* SHORT TASK:
Which lines contain the word "处剪断轻绳"? Return each of them as written.

====== TASK DATA ======

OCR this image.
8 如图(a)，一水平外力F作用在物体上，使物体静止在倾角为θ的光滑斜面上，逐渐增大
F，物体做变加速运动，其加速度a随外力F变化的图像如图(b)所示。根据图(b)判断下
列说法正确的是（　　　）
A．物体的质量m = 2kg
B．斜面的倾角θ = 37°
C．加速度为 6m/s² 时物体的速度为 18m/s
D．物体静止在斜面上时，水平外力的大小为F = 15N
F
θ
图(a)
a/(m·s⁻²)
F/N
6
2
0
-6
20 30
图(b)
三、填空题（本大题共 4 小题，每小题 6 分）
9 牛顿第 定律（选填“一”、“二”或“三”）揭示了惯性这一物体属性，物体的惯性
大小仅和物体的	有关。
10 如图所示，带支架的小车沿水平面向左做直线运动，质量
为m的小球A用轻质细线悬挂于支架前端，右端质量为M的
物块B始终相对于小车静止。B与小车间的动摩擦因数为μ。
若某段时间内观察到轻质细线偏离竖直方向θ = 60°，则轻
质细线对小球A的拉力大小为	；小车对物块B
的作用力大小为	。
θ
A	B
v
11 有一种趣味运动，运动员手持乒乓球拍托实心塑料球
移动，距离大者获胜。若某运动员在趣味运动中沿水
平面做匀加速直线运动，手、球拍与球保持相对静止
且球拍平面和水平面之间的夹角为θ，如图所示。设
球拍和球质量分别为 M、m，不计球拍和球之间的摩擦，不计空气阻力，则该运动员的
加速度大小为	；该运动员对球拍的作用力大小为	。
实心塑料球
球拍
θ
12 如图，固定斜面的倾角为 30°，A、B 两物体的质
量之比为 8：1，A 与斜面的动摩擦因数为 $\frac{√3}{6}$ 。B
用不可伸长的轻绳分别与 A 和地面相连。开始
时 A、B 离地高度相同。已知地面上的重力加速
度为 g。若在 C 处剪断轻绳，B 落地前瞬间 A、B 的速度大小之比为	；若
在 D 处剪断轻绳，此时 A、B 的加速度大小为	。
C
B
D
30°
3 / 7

======

* FINISHED TASK:
度为 g。若在 C 处剪断轻绳，B 落地前瞬间 A、B 的速度大小之比为	；若
在 D 处剪断轻绳，此时 A、B 的加速度大小为	。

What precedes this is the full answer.